### [Task input]

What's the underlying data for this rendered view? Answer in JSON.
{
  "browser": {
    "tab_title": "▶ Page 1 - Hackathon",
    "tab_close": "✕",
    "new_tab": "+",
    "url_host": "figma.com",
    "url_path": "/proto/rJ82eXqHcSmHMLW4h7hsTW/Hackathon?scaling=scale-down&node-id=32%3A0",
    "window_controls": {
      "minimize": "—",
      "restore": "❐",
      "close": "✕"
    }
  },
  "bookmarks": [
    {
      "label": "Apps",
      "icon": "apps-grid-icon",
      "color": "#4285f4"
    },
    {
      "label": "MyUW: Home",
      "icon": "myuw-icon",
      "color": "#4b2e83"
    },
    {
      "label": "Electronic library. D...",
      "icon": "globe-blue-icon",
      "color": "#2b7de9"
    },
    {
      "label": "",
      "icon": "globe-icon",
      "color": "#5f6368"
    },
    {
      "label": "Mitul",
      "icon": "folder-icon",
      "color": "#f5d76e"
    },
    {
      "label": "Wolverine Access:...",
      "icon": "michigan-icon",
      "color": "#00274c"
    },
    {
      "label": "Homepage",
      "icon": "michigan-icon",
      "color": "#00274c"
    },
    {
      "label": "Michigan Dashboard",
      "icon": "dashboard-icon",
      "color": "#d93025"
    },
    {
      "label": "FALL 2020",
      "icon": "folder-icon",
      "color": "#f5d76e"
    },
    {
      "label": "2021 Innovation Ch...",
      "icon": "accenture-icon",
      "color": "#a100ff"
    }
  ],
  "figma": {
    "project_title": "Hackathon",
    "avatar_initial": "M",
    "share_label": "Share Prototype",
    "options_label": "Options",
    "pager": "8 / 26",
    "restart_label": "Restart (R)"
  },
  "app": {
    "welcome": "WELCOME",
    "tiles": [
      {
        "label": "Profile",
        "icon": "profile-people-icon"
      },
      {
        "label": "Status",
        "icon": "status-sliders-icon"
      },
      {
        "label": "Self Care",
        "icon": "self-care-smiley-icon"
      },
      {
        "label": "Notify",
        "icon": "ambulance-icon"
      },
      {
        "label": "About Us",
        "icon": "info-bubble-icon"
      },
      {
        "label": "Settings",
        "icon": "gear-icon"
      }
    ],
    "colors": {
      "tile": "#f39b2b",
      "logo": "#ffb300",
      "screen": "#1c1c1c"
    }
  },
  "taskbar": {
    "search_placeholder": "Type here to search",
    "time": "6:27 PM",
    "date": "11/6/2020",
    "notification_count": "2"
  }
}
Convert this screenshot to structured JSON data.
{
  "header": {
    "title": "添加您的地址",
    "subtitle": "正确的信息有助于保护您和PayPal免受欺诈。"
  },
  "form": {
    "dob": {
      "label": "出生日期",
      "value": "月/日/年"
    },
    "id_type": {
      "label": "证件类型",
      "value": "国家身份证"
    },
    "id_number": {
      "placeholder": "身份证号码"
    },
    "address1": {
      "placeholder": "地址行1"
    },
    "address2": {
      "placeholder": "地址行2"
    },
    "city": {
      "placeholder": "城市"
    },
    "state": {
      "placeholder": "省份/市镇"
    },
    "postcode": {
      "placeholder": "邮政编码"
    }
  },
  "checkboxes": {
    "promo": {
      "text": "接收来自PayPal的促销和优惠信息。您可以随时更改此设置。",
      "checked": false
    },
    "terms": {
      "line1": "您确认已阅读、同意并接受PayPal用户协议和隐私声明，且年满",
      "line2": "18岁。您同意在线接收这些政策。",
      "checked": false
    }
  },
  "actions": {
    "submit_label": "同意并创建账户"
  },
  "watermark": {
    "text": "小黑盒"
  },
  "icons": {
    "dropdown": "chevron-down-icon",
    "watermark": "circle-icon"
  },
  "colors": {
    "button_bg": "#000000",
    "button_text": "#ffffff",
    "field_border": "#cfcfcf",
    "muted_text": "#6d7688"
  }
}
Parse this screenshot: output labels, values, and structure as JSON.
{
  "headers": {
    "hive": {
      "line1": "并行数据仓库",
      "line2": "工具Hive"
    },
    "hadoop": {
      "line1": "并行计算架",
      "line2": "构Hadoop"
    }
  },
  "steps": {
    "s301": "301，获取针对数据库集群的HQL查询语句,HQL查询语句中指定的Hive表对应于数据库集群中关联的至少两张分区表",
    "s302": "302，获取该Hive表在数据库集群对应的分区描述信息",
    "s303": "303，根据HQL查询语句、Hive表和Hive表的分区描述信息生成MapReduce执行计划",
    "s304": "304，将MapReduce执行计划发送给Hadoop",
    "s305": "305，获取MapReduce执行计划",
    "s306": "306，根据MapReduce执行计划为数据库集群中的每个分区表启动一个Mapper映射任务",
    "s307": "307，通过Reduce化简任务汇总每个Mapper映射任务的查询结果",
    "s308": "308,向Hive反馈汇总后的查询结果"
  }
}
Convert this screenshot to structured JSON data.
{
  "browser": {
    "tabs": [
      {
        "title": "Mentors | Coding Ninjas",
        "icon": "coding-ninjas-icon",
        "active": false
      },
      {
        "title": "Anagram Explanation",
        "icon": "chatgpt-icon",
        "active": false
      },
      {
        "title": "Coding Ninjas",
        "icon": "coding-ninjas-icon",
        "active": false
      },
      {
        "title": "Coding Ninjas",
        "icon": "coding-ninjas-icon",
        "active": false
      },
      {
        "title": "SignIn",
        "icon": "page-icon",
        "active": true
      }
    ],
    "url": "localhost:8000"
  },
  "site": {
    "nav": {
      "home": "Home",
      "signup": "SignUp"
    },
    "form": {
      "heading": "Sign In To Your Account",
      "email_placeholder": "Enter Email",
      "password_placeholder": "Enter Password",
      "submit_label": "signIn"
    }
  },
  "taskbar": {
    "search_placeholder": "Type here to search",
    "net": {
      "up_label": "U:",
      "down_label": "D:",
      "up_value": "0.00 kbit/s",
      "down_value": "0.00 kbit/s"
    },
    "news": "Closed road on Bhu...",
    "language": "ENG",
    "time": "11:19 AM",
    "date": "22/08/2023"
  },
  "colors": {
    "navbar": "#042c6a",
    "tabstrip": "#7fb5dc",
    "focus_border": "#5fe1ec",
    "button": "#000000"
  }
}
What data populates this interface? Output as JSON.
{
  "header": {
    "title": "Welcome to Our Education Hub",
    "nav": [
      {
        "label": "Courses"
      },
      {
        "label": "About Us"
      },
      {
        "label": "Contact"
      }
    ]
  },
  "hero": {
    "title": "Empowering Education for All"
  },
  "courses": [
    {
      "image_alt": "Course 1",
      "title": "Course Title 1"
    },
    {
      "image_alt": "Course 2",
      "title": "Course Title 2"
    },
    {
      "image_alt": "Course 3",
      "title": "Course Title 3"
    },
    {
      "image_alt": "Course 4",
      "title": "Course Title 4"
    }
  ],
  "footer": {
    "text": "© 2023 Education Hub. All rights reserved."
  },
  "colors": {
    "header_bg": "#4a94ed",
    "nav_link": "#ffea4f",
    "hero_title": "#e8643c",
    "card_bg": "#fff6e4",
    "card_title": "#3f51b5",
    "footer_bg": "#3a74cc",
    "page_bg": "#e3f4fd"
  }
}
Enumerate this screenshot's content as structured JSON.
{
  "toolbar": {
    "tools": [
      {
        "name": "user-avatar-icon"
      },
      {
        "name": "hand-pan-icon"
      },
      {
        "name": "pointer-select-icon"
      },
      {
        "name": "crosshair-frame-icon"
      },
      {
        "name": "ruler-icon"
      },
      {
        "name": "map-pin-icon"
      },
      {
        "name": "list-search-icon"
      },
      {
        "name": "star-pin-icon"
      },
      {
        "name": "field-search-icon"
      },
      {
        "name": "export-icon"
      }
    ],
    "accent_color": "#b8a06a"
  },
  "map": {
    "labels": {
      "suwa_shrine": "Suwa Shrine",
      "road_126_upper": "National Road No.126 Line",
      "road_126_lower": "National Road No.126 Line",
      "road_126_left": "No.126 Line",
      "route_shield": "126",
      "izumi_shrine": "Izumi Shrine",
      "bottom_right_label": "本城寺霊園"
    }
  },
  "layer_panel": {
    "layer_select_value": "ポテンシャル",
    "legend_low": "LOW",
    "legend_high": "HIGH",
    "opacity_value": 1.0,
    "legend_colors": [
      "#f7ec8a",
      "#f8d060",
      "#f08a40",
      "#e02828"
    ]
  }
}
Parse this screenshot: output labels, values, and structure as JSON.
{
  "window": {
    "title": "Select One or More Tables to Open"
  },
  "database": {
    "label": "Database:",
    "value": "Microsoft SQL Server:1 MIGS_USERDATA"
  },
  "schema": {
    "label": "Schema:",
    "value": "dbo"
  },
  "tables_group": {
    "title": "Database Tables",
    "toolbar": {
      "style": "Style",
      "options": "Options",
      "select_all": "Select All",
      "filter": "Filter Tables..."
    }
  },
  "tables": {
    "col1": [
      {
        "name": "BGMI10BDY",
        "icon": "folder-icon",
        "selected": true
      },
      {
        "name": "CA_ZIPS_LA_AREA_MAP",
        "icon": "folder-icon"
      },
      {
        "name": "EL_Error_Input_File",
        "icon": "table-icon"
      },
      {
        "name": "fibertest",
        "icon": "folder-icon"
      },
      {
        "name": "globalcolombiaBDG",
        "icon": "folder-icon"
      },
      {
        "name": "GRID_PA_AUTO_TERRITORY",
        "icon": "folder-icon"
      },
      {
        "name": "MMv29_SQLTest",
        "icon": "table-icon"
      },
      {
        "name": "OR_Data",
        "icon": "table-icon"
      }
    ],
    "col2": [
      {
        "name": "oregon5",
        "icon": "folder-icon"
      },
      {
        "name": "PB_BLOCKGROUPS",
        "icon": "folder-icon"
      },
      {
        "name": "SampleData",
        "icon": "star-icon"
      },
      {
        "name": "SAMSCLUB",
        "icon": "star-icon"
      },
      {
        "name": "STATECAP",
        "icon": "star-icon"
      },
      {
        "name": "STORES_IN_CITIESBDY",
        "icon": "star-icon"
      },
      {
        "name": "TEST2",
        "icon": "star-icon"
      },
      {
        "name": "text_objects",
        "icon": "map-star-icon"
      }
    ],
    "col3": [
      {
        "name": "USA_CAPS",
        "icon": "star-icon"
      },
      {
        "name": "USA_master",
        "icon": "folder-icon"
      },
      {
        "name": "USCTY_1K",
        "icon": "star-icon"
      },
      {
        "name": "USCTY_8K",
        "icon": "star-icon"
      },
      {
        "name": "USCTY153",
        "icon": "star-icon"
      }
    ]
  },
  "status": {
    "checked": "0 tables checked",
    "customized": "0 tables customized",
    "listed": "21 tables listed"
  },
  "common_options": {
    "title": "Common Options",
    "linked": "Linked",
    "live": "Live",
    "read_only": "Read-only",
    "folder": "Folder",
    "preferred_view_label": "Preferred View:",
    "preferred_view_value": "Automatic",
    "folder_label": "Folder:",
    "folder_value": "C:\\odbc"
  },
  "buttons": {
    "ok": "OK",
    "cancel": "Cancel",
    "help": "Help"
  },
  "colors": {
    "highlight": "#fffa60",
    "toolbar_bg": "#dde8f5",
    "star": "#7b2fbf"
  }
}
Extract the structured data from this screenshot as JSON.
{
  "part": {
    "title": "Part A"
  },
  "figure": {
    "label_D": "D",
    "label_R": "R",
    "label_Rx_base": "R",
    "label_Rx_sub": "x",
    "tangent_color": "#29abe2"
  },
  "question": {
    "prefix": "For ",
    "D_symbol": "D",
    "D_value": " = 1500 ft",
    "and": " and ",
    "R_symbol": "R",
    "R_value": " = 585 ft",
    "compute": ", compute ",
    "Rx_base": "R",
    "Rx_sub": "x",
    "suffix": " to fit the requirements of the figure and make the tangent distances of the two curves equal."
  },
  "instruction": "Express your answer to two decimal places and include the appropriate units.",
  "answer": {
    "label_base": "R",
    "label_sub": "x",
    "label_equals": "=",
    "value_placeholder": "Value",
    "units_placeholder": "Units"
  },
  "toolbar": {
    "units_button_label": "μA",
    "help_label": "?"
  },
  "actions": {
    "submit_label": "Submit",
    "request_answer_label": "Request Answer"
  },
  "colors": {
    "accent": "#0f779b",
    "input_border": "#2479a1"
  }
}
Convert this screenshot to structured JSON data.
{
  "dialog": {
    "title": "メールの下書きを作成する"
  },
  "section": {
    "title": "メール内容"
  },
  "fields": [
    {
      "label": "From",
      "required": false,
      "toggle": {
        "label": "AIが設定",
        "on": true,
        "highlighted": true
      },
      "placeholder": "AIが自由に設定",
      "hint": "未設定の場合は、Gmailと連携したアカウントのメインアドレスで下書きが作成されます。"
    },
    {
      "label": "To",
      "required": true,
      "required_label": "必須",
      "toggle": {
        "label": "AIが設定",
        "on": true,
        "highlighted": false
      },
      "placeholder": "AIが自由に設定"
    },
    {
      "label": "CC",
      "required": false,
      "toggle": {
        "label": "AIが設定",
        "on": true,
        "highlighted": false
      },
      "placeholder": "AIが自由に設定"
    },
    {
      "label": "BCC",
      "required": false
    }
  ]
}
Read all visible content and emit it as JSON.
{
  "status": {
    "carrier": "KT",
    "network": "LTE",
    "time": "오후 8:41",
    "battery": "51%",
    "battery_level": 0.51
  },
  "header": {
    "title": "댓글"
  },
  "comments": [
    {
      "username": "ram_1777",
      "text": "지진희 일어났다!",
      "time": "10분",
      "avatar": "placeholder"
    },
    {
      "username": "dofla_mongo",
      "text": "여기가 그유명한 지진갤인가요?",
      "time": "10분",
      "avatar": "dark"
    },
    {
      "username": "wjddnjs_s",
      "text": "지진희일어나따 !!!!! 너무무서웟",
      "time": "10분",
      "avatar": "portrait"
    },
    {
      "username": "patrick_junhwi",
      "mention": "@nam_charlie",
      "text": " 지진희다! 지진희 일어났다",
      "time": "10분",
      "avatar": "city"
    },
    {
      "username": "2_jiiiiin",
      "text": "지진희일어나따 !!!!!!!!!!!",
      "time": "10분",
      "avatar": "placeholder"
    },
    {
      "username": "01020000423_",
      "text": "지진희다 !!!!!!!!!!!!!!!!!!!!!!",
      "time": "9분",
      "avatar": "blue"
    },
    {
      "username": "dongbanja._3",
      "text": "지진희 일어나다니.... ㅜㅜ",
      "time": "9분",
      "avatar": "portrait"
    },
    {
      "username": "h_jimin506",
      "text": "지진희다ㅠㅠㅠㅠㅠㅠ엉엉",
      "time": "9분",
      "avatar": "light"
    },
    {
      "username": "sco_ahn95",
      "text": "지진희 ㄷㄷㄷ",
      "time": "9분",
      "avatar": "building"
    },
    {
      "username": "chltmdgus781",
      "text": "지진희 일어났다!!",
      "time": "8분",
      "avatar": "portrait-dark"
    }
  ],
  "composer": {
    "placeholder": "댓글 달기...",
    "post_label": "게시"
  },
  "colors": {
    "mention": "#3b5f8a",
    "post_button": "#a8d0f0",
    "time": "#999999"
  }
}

### [Directive]
Pull every line containing the word "Hackathon" out of the material and copy it.

### [Solution to the problem]
    "tab_title": "▶ Page 1 - Hackathon",
    "url_path": "/proto/rJ82eXqHcSmHMLW4h7hsTW/Hackathon?scaling=scale-down&node-id=32%3A0",
    "project_title": "Hackathon",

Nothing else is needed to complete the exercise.